─── TASK INPUTS

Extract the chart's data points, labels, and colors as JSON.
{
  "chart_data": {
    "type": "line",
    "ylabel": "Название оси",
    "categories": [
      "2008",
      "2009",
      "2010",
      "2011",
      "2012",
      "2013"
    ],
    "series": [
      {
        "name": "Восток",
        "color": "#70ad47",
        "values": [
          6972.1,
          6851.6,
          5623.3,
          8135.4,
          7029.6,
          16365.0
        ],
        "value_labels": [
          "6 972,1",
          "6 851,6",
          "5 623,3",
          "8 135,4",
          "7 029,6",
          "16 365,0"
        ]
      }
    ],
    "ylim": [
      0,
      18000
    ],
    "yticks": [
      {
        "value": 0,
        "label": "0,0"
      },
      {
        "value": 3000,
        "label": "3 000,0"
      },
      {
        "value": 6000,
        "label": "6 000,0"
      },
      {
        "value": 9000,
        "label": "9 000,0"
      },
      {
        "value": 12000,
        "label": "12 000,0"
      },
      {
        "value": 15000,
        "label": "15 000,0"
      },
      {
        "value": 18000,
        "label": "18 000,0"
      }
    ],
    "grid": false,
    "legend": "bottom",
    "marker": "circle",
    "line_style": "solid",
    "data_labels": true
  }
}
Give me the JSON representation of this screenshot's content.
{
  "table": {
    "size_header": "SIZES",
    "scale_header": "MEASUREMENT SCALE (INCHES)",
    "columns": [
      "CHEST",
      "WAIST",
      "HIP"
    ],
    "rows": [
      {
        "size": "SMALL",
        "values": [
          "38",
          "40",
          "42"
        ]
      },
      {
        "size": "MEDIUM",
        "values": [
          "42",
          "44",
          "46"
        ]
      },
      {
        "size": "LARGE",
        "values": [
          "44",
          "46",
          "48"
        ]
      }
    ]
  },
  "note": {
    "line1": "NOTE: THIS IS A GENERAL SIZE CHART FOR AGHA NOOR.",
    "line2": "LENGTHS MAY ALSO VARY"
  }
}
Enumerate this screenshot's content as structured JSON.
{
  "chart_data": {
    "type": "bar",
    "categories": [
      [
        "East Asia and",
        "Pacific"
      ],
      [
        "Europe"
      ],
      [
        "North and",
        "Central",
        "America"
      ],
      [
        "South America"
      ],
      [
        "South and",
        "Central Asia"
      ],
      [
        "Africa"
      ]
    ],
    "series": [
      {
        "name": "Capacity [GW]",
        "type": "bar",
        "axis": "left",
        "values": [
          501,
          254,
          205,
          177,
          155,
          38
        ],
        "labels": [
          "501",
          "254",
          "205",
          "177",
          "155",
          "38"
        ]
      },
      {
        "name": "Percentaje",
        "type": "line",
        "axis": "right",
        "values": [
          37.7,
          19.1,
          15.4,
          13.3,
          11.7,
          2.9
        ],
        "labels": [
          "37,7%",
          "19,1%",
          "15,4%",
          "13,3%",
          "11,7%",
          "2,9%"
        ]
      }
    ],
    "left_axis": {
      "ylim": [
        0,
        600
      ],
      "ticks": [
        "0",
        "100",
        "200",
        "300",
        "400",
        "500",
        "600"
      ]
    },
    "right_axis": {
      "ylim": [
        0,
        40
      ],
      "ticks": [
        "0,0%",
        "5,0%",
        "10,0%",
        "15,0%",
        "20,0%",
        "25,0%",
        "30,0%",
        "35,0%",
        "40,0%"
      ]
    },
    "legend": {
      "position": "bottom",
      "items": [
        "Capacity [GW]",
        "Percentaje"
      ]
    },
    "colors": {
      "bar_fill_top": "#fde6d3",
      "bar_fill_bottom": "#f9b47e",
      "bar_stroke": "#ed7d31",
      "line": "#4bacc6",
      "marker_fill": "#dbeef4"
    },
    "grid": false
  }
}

──────

The lines above form a set of records; determine how many of them contain the string "JSON" and give that number alone.

3